Tally up the lines below that include the word "prison". Answer with the number alone.

⁂

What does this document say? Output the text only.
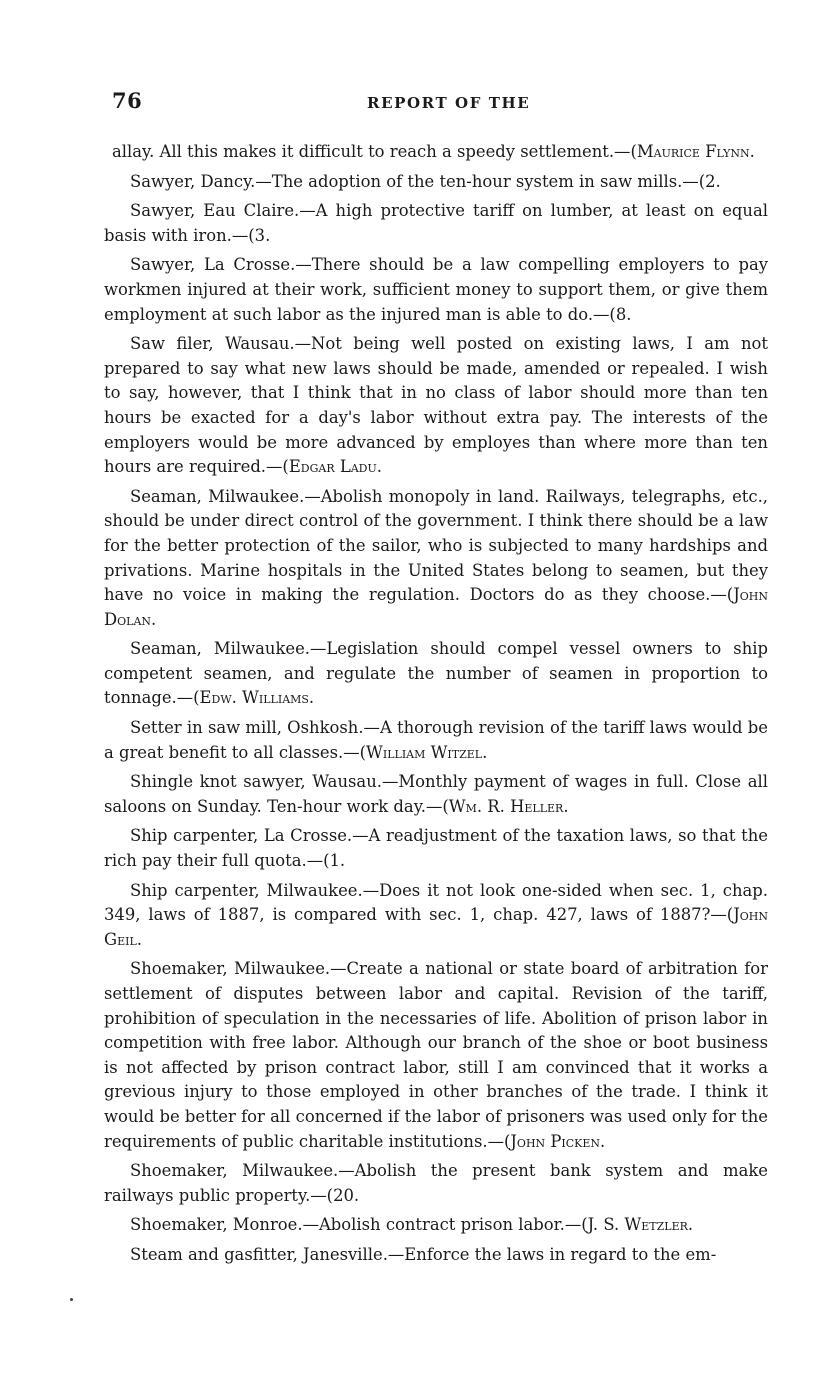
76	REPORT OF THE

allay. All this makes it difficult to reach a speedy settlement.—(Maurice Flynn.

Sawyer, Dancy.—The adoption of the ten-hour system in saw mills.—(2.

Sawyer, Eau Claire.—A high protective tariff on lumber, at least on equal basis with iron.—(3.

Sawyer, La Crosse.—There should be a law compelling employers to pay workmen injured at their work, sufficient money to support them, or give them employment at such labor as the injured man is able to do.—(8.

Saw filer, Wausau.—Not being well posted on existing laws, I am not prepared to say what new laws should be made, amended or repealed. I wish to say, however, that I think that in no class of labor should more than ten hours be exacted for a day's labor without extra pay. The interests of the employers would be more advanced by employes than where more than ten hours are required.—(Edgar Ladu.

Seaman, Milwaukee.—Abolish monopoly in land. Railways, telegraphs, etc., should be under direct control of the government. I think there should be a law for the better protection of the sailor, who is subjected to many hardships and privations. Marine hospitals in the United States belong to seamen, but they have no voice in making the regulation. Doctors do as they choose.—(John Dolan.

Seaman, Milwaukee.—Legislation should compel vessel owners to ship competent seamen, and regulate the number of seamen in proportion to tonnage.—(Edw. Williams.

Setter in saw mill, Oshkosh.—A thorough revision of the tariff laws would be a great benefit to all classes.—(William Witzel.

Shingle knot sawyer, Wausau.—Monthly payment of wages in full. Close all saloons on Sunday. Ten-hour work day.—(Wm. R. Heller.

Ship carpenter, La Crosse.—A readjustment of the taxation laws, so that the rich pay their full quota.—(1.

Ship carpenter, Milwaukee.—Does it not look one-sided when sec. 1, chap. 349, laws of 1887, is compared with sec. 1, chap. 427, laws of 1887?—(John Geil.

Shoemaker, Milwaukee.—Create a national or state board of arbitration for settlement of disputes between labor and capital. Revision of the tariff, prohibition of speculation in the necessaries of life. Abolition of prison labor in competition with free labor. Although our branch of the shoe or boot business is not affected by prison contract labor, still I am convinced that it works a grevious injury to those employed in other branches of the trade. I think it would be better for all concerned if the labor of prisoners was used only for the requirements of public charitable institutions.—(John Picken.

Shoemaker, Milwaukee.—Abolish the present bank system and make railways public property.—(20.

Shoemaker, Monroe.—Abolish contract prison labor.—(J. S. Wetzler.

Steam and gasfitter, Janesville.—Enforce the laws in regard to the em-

⁂

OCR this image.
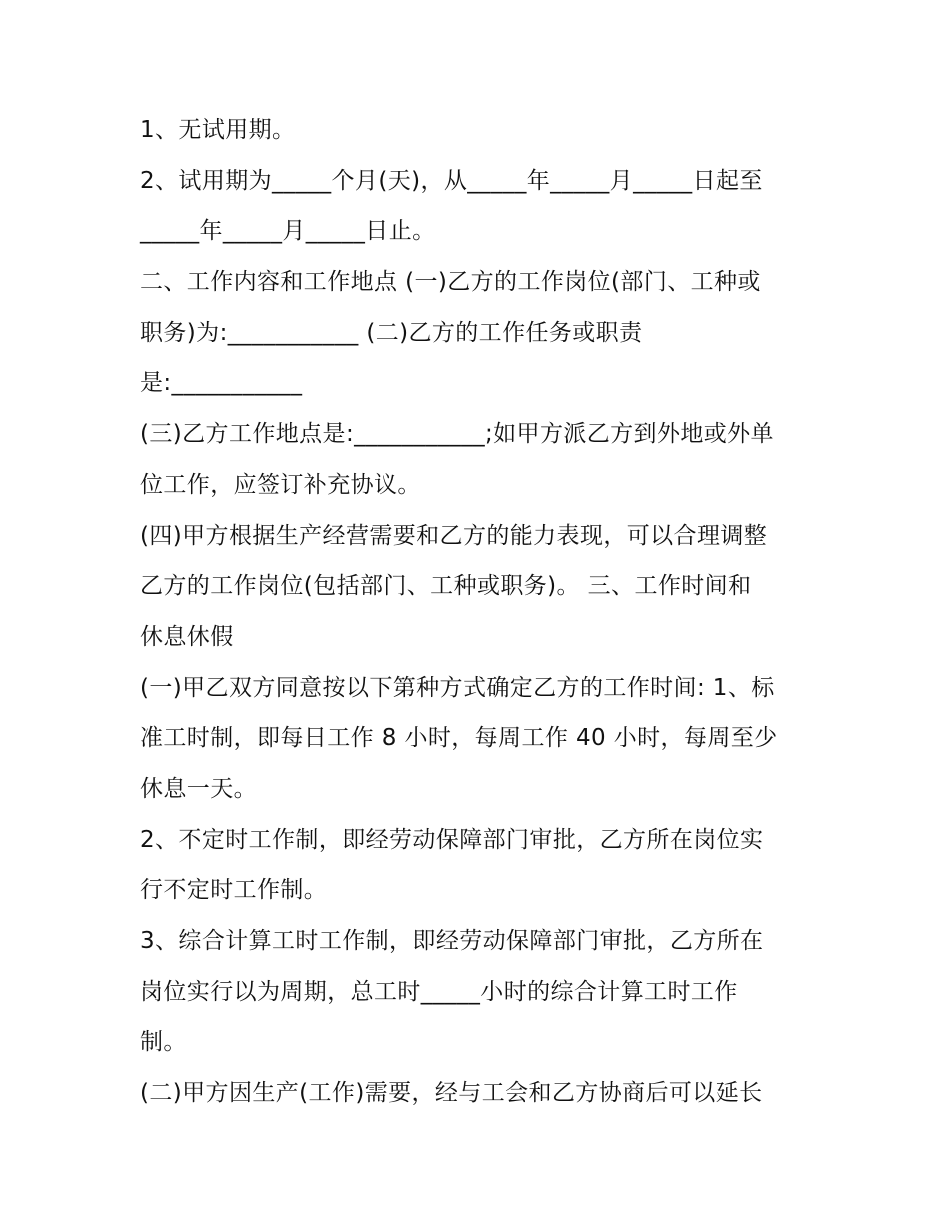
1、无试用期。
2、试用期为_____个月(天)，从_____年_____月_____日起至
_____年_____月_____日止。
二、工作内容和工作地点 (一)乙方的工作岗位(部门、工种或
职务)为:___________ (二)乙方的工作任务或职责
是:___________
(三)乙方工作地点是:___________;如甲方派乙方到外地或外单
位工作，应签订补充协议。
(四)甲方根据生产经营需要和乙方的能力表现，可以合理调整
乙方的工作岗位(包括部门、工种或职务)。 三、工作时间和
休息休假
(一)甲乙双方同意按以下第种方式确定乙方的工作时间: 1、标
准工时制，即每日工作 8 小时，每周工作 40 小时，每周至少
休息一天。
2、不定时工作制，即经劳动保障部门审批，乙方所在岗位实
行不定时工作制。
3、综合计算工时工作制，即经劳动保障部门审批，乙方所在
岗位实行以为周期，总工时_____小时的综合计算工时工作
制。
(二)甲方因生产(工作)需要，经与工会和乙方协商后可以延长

⁂

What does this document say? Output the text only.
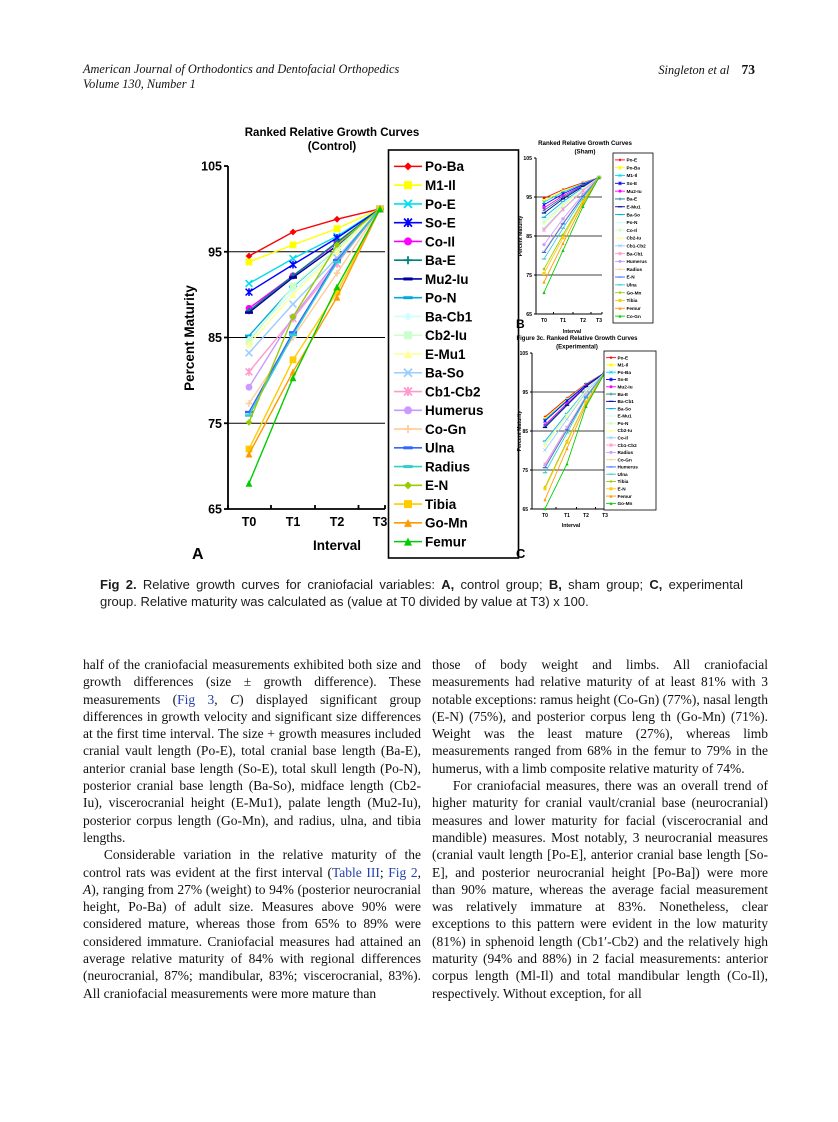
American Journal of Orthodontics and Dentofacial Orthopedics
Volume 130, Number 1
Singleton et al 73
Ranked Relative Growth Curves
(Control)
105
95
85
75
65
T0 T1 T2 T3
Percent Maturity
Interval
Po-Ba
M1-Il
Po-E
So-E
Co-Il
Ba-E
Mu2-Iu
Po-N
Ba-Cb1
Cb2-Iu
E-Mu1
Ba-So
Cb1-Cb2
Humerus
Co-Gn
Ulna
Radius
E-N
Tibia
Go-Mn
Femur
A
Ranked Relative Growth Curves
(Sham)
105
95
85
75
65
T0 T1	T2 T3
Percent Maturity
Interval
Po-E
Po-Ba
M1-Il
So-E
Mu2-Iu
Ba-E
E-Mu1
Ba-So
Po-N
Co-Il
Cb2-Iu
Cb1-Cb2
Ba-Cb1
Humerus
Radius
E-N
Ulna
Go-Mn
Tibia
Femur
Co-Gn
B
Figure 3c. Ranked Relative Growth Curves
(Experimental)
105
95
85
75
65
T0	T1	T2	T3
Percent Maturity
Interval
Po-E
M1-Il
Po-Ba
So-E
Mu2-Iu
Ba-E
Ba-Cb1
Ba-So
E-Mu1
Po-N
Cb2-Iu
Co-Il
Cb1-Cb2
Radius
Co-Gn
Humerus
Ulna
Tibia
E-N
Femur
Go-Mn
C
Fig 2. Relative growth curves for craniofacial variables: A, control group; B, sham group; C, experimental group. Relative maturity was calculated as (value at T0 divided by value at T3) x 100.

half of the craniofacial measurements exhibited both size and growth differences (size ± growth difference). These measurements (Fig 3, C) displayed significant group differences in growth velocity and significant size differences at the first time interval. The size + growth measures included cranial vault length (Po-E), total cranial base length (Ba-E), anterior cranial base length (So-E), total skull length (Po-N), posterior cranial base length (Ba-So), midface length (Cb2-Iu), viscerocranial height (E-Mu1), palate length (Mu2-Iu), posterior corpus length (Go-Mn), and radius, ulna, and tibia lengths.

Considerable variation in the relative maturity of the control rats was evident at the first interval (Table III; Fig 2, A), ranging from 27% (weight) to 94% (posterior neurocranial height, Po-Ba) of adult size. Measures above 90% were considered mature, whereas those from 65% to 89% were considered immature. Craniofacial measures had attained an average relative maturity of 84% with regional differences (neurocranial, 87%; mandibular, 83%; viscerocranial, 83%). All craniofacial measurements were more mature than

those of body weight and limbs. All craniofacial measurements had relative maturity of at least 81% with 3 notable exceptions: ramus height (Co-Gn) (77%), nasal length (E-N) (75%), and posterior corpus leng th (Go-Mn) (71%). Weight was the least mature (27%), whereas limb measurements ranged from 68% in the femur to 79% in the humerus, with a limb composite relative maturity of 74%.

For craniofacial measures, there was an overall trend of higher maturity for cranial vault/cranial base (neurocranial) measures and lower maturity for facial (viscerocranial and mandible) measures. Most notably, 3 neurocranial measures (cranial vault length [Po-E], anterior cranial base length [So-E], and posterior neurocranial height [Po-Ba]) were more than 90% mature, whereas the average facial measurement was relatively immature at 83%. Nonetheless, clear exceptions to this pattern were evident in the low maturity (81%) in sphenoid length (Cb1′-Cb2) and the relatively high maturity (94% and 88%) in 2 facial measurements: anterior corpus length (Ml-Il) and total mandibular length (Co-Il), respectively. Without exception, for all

⁂

- [Reply to the exercise]:
2